╭─ Information supplied

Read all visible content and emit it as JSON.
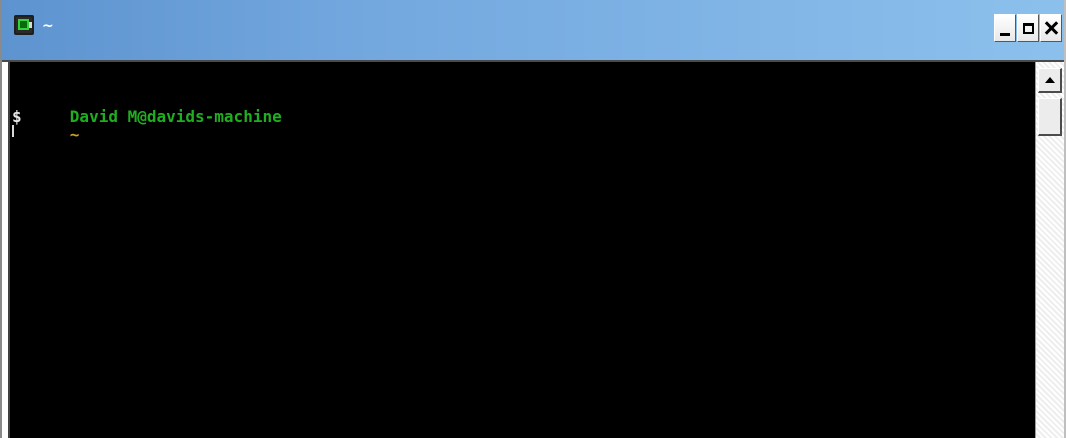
{
  "window": {
    "title": "~",
    "icon": "terminal-icon"
  },
  "titlebar_buttons": {
    "minimize": "minimize",
    "maximize": "maximize",
    "close": "close"
  },
  "terminal": {
    "prompt_user_host": "David M@davids-machine",
    "prompt_cwd": "~",
    "prompt_symbol": "$"
  },
  "colors": {
    "titlebar_start": "#5d93cf",
    "titlebar_end": "#8cc0ec",
    "console_background": "#000000",
    "prompt_user_host": "#1fae1f",
    "prompt_cwd": "#c8a12a",
    "prompt_symbol": "#e8e8e8"
  },
  "scrollbar": {
    "position": 0
  }
}
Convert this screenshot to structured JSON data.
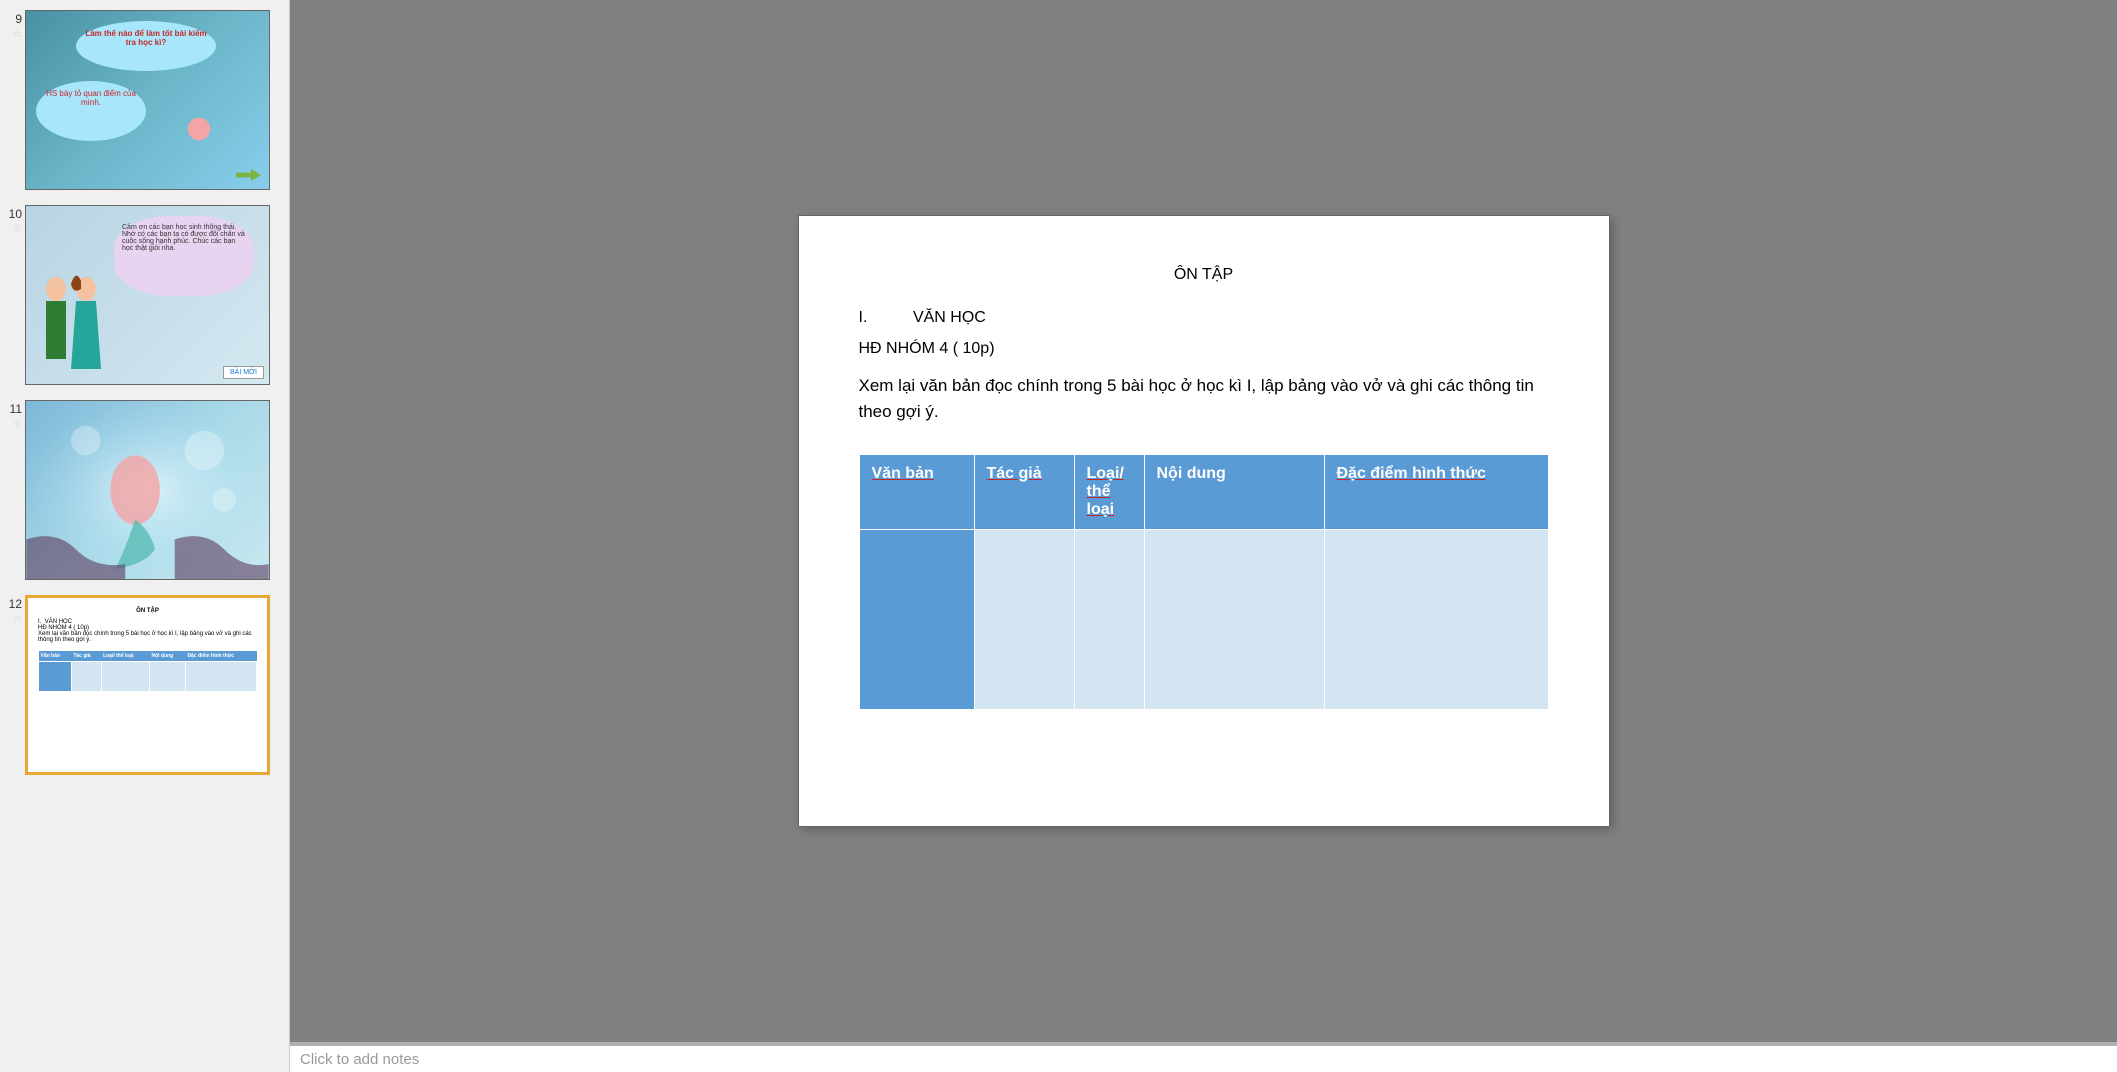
{
  "thumbnails": [
    {
      "number": "9",
      "cloud1_text": "Làm thế nào để làm tốt bài kiểm tra học kì?",
      "cloud2_text": "HS bày tỏ quan điểm của mình."
    },
    {
      "number": "10",
      "cloud_text": "Cảm ơn các bạn học sinh thông thái. Nhờ có các bạn ta có được đôi chân và cuộc sống hạnh phúc. Chúc các bạn học thật giỏi nha.",
      "button": "BÀI MỚI"
    },
    {
      "number": "11"
    },
    {
      "number": "12",
      "title": "ÔN TẬP",
      "section": "I.",
      "section_label": "VĂN HỌC",
      "subtitle": "HĐ NHÓM 4 ( 10p)",
      "text": "Xem lại văn bản đọc chính trong 5 bài học ở học kì I, lập bảng vào vở và ghi các thông tin  theo gợi ý."
    }
  ],
  "current_slide": {
    "title": "ÔN TẬP",
    "section_number": "I.",
    "section_label": "VĂN HỌC",
    "subtitle": "HĐ NHÓM 4 ( 10p)",
    "body_text": "Xem lại văn bản đọc chính trong 5 bài học ở học kì I, lập bảng vào vở và ghi các thông tin  theo gợi ý.",
    "table": {
      "headers": [
        "Văn bản",
        "Tác giả",
        "Loại/ thể loại",
        "Nội dung",
        "Đặc điểm hình thức"
      ]
    }
  },
  "notes": {
    "placeholder": "Click to add notes"
  }
}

╰─

Prompt → Copy the material above exactly and drop the pictures.

The reply →
Read all visible content and emit it as JSON.
{
  "window": {
    "title": "~",
    "icon": "terminal-icon"
  },
  "titlebar_buttons": {
    "minimize": "minimize",
    "maximize": "maximize",
    "close": "close"
  },
  "terminal": {
    "prompt_user_host": "David M@davids-machine",
    "prompt_cwd": "~",
    "prompt_symbol": "$"
  },
  "colors": {
    "titlebar_start": "#5d93cf",
    "titlebar_end": "#8cc0ec",
    "console_background": "#000000",
    "prompt_user_host": "#1fae1f",
    "prompt_cwd": "#c8a12a",
    "prompt_symbol": "#e8e8e8"
  },
  "scrollbar": {
    "position": 0
  }
}
Convert this screenshot to structured JSON data.
{
  "thumbnails": [
    {
      "number": "9",
      "cloud1_text": "Làm thế nào để làm tốt bài kiểm tra học kì?",
      "cloud2_text": "HS bày tỏ quan điểm của mình."
    },
    {
      "number": "10",
      "cloud_text": "Cảm ơn các bạn học sinh thông thái. Nhờ có các bạn ta có được đôi chân và cuộc sống hạnh phúc. Chúc các bạn học thật giỏi nha.",
      "button": "BÀI MỚI"
    },
    {
      "number": "11"
    },
    {
      "number": "12",
      "title": "ÔN TẬP",
      "section": "I.",
      "section_label": "VĂN HỌC",
      "subtitle": "HĐ NHÓM 4 ( 10p)",
      "text": "Xem lại văn bản đọc chính trong 5 bài học ở học kì I, lập bảng vào vở và ghi các thông tin  theo gợi ý."
    }
  ],
  "current_slide": {
    "title": "ÔN TẬP",
    "section_number": "I.",
    "section_label": "VĂN HỌC",
    "subtitle": "HĐ NHÓM 4 ( 10p)",
    "body_text": "Xem lại văn bản đọc chính trong 5 bài học ở học kì I, lập bảng vào vở và ghi các thông tin  theo gợi ý.",
    "table": {
      "headers": [
        "Văn bản",
        "Tác giả",
        "Loại/ thể loại",
        "Nội dung",
        "Đặc điểm hình thức"
      ]
    }
  },
  "notes": {
    "placeholder": "Click to add notes"
  }
}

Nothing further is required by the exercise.